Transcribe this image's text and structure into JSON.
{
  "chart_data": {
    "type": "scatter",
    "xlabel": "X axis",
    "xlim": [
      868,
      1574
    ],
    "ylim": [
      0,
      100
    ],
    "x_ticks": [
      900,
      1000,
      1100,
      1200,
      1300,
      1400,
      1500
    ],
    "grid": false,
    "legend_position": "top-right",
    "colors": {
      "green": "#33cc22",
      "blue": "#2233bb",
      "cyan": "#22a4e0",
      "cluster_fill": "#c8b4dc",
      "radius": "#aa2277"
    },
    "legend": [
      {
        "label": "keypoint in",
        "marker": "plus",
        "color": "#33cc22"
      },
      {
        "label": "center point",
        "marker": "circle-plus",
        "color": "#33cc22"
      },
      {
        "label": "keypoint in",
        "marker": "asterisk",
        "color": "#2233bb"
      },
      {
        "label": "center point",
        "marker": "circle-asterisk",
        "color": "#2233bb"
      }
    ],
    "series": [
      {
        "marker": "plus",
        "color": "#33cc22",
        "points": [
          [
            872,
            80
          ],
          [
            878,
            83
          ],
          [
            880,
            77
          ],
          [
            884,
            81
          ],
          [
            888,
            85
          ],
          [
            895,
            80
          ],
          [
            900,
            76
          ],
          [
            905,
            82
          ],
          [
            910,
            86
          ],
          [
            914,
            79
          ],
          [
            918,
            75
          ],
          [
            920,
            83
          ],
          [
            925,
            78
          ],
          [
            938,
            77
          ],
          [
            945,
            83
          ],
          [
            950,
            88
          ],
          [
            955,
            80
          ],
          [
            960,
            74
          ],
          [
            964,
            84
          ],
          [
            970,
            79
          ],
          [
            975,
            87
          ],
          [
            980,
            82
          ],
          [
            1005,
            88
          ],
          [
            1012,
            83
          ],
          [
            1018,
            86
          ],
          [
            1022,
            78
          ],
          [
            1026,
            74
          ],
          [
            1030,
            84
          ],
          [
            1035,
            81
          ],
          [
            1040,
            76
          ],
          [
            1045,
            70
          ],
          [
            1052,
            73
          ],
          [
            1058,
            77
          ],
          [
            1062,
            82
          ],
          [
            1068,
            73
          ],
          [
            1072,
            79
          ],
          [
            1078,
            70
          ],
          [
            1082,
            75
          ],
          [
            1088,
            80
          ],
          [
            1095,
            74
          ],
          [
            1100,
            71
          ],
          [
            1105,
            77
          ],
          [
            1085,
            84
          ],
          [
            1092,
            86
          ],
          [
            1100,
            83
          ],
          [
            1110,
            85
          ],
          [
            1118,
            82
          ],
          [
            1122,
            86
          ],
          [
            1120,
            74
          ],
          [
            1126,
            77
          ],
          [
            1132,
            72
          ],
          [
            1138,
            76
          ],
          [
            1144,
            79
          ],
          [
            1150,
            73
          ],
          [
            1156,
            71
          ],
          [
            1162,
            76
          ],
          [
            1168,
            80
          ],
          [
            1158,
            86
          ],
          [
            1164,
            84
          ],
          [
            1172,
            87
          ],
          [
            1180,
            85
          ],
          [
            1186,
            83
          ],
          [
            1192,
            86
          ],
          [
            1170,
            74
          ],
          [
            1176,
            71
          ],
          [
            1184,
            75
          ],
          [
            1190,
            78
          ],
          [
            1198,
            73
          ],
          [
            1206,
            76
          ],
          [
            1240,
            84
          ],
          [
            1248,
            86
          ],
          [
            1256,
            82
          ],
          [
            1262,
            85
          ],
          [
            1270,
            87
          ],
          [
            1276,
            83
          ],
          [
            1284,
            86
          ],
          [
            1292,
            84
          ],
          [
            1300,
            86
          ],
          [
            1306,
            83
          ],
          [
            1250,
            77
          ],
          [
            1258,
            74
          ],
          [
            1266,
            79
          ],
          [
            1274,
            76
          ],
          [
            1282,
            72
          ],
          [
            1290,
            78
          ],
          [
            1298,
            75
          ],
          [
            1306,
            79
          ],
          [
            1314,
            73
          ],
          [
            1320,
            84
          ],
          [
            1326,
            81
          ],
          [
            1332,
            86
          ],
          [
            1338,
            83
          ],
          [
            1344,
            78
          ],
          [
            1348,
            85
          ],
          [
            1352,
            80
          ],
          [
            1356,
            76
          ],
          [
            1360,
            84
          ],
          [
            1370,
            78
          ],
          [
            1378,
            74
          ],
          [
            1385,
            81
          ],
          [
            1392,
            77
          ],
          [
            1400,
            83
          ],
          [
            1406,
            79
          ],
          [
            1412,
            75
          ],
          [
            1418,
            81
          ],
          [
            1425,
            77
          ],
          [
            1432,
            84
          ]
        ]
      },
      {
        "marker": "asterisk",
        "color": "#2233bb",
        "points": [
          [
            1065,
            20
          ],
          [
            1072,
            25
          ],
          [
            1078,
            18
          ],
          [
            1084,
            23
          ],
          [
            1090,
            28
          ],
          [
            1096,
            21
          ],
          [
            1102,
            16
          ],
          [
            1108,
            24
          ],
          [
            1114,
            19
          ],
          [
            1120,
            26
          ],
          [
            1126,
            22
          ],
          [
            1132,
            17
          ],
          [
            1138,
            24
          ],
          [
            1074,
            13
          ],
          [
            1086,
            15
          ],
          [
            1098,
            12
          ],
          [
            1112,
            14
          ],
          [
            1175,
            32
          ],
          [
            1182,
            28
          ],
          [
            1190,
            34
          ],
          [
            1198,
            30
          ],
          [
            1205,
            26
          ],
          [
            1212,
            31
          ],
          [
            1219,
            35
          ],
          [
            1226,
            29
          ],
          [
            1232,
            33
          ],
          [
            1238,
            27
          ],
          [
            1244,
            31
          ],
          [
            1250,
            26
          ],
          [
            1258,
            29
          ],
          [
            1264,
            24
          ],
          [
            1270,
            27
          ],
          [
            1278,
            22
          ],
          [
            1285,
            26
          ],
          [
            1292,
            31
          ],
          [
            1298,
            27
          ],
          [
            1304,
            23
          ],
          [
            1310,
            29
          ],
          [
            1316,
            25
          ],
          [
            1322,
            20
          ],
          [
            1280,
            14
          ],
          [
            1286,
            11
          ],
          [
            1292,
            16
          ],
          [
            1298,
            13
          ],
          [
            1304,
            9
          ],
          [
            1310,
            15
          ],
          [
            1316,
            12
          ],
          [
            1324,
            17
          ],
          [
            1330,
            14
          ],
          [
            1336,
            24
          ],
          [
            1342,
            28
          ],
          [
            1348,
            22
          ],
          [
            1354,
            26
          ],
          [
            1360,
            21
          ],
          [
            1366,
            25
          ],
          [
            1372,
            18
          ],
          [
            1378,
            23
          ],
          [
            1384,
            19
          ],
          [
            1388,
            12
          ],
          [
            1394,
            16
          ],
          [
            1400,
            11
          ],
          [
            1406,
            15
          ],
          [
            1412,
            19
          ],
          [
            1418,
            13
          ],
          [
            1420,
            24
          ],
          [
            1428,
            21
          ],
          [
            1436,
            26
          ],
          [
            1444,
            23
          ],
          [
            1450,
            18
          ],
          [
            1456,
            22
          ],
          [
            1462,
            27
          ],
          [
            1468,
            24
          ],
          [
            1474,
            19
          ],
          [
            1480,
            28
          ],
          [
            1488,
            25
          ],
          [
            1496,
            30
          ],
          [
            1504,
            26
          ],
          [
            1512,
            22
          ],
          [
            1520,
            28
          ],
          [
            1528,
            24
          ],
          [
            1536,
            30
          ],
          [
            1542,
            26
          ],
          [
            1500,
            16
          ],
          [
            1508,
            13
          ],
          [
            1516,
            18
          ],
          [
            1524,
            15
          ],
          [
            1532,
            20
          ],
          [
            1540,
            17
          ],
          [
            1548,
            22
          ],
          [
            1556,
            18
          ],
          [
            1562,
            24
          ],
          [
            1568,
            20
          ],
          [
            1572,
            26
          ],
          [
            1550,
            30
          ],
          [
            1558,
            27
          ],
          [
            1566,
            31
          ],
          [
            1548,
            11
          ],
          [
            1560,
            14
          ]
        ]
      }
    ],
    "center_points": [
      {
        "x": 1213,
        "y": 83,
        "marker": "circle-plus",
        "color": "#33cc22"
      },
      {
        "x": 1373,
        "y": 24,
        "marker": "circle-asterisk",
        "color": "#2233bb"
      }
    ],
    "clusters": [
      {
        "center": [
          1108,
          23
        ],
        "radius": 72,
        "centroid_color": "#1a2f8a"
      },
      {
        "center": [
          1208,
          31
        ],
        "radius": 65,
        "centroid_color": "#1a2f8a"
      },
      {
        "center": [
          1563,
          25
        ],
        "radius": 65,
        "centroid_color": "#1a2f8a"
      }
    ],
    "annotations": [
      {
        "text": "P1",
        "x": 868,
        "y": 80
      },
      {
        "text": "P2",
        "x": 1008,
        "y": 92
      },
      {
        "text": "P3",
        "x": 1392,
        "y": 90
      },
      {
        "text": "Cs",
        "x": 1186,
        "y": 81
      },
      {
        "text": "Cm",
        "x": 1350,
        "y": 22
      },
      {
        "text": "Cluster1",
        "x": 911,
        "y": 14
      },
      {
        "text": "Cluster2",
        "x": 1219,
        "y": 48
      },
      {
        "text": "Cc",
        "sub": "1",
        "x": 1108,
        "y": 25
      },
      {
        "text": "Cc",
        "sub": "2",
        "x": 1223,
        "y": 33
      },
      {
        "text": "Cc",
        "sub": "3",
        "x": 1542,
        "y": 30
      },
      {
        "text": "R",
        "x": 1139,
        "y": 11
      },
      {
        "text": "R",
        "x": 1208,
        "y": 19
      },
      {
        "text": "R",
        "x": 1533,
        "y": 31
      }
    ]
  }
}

## Problem
Provide solely the number of lines in the data that include the word "radius".

## Task result
4